── Material for this task
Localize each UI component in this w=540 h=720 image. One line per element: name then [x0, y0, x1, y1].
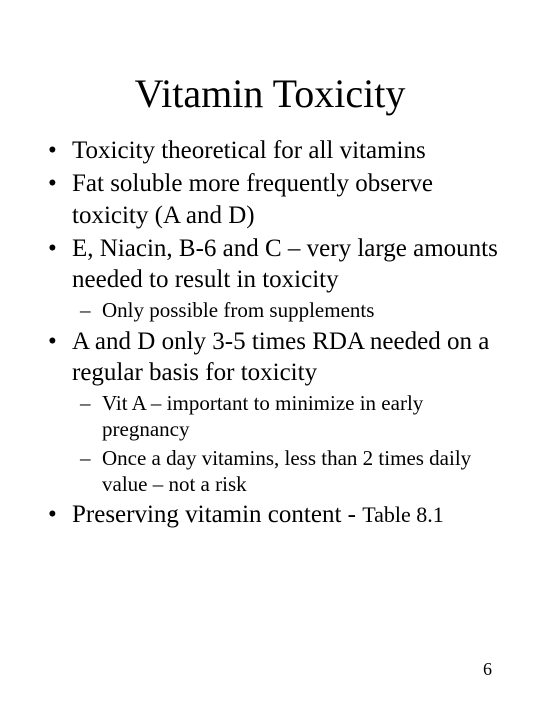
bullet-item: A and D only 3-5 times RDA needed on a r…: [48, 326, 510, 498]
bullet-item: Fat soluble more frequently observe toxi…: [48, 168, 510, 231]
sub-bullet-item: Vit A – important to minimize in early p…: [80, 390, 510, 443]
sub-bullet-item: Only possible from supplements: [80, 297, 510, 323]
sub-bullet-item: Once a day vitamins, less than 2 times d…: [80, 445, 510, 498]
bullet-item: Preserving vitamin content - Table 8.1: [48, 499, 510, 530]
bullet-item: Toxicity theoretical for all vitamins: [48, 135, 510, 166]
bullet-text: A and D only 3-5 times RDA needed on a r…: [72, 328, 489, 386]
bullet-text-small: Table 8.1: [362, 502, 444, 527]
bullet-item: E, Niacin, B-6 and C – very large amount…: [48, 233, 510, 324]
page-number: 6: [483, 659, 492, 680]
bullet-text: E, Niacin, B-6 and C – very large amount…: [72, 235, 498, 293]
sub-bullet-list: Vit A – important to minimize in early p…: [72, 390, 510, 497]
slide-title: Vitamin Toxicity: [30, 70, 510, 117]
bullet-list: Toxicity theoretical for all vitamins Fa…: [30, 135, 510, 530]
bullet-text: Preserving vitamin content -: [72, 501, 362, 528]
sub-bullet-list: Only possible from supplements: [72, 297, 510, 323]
────
── Material for this task
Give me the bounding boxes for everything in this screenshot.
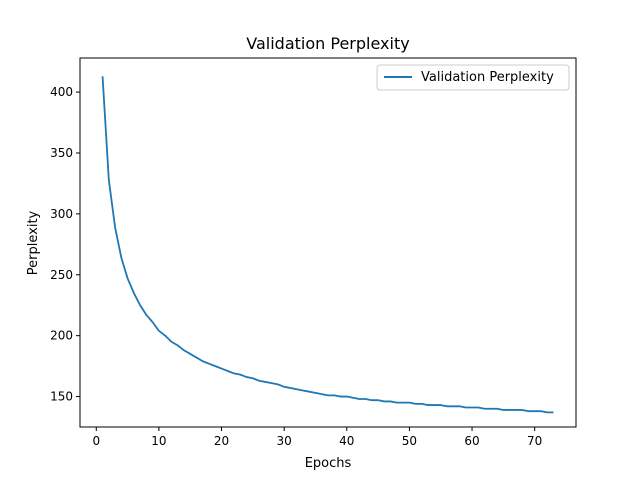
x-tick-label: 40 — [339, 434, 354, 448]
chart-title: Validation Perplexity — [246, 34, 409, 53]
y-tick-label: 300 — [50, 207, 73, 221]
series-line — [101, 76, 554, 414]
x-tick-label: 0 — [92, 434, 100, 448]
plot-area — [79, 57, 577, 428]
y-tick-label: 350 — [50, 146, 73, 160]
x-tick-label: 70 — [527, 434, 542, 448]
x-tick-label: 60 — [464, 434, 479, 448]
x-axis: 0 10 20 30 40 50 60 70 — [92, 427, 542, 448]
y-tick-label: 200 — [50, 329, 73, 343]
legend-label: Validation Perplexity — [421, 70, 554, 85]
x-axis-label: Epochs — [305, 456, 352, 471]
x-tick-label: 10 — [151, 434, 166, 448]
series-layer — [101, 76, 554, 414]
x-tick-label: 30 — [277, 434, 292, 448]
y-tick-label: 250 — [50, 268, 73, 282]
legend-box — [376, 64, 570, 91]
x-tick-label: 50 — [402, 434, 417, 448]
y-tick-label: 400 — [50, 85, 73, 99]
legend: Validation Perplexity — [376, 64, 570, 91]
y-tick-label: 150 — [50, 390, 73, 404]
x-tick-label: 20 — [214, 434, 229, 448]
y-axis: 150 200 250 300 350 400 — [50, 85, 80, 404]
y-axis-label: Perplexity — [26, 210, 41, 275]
────
— Task brief —
Can you render these entries as a Markdown table with the columns n (row number) and Line? Begin at the line that has "Localize each UI", stop after the line that has "sub-bullet-list: Only possible", and skip blank lines and any pictures.

— Answer in full —
| n | Line |
|---|---|
| 1 | Localize each UI component in this w=540 h=720 image. One line per element: name then [x0, y0, x1, y1]. |
| 2 | bullet-item: A and D only 3-5 times RDA needed on a r…: [48, 326, 510, 498] |
| 3 | bullet-item: Fat soluble more frequently observe toxi…: [48, 168, 510, 231] |
| 4 | sub-bullet-item: Vit A – important to minimize in early p…: [80, 390, 510, 443] |
| 5 | sub-bullet-item: Only possible from supplements: [80, 297, 510, 323] |
| 6 | sub-bullet-item: Once a day vitamins, less than 2 times d…: [80, 445, 510, 498] |
| 7 | bullet-item: Preserving vitamin content - Table 8.1: [48, 499, 510, 530] |
| 8 | bullet-item: Toxicity theoretical for all vitamins: [48, 135, 510, 166] |
| 9 | bullet-text: A and D only 3-5 times RDA needed on a r…: [72, 328, 489, 386] |
| 10 | bullet-text-small: Table 8.1: [362, 502, 444, 527] |
| 11 | bullet-item: E, Niacin, B-6 and C – very large amount…: [48, 233, 510, 324] |
| 12 | page-number: 6: [483, 659, 492, 680] |
| 13 | bullet-text: E, Niacin, B-6 and C – very large amount…: [72, 235, 498, 293] |
| 14 | sub-bullet-list: Vit A – important to minimize in early p…: [72, 390, 510, 497] |
| 15 | slide-title: Vitamin Toxicity: [30, 70, 510, 117] |
| 16 | bullet-list: Toxicity theoretical for all vitamins Fa…: [30, 135, 510, 530] |
| 17 | bullet-text: Preserving vitamin content -: [72, 501, 362, 528] |
| 18 | sub-bullet-list: Only possible from supplements: [72, 297, 510, 323] |